[Given request]: Find the string "Wewa" in the data, then copy every line where it is found.

[Stored rows]:
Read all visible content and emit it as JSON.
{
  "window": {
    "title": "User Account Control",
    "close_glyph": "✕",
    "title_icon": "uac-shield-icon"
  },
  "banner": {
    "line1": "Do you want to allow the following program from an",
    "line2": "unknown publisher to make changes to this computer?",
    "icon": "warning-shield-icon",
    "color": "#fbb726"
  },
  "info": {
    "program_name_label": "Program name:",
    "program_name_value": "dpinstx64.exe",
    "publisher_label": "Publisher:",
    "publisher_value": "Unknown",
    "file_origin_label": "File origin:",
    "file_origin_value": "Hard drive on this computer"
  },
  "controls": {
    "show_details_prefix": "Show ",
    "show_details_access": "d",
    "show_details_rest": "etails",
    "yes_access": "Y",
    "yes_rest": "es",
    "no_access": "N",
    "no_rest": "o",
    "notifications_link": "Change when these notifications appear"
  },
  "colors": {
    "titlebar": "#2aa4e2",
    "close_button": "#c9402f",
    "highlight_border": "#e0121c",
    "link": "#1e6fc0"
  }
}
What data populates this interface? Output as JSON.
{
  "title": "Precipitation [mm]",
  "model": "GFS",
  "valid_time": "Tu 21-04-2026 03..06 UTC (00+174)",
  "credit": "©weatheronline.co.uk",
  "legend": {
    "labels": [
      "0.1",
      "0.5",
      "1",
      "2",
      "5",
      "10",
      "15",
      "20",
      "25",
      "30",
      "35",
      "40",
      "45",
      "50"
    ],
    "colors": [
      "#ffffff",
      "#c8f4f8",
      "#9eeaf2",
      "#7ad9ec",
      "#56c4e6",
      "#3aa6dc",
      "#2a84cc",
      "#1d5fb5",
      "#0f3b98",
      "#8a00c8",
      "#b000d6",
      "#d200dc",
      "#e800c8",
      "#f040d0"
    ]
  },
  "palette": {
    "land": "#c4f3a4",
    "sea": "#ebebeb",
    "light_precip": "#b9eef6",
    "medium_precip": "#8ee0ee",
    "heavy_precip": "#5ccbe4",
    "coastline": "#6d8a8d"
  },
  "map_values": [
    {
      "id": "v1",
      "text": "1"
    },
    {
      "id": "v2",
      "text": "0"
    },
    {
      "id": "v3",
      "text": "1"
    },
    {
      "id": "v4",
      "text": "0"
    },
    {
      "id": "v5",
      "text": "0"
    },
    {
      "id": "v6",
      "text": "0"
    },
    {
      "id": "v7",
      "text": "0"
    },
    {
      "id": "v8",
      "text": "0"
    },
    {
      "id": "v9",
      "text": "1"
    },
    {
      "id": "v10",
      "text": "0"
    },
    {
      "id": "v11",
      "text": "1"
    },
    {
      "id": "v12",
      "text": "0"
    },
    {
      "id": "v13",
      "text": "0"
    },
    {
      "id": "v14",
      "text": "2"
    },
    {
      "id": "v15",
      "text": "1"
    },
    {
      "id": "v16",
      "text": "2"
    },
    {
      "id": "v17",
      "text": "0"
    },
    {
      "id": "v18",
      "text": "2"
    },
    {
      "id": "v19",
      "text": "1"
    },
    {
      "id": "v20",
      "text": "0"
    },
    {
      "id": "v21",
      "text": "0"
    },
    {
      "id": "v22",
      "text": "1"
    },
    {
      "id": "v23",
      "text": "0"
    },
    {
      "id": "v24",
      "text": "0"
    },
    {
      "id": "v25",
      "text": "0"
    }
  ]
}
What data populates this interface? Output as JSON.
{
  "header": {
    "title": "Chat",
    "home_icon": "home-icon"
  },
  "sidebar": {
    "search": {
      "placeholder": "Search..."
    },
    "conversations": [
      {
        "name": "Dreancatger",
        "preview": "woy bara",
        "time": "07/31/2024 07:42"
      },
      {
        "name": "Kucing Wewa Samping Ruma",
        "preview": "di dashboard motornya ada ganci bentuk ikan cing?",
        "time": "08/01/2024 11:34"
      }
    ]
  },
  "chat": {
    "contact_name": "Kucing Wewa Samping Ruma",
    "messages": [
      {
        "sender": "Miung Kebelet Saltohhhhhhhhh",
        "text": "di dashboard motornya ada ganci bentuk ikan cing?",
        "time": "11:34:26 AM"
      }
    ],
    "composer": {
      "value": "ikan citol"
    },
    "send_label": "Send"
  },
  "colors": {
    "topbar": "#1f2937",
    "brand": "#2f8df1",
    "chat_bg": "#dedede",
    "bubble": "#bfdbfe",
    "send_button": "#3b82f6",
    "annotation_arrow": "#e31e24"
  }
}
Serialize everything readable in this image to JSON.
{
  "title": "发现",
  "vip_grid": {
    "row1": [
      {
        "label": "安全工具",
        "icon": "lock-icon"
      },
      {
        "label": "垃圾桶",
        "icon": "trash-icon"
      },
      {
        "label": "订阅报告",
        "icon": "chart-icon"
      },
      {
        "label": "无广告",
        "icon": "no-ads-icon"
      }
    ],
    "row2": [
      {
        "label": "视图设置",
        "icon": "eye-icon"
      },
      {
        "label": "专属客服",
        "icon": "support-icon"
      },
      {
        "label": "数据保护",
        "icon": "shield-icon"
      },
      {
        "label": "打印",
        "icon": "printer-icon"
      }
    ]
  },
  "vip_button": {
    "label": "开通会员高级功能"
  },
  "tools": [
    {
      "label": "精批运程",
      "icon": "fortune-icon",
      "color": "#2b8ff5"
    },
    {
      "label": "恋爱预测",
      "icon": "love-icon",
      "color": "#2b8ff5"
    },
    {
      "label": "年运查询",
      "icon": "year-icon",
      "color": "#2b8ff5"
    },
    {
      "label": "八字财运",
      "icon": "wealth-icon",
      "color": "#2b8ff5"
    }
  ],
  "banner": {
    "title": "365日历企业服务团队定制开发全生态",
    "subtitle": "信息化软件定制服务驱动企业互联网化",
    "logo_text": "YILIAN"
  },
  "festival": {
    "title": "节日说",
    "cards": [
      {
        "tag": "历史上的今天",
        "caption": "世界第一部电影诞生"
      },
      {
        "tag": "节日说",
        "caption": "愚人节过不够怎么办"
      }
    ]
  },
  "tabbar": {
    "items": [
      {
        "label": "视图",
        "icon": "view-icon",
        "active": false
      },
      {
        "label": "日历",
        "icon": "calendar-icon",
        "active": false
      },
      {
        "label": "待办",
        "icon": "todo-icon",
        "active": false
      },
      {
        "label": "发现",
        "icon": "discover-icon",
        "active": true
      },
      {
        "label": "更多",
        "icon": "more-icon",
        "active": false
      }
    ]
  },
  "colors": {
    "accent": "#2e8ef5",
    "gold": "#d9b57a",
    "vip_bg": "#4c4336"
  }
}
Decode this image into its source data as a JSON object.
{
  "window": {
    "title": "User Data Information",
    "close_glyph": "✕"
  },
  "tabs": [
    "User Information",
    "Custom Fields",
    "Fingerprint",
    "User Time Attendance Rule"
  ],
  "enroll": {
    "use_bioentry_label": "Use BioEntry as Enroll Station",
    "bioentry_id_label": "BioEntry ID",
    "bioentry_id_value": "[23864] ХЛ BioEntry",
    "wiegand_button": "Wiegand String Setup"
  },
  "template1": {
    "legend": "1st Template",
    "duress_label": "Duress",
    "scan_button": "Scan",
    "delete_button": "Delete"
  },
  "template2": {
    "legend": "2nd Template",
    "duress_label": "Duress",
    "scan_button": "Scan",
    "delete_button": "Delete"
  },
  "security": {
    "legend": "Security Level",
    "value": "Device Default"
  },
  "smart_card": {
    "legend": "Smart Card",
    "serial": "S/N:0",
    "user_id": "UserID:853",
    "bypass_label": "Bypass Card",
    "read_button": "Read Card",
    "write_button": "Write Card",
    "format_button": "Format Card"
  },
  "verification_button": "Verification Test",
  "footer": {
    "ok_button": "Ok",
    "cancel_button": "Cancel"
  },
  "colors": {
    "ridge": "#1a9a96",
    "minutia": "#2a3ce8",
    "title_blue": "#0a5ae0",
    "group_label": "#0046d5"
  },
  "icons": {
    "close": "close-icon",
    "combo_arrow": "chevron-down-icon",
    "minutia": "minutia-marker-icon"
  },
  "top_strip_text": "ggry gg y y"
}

[Exercise result]:
        "name": "Kucing Wewa Samping Ruma",
    "contact_name": "Kucing Wewa Samping Ruma",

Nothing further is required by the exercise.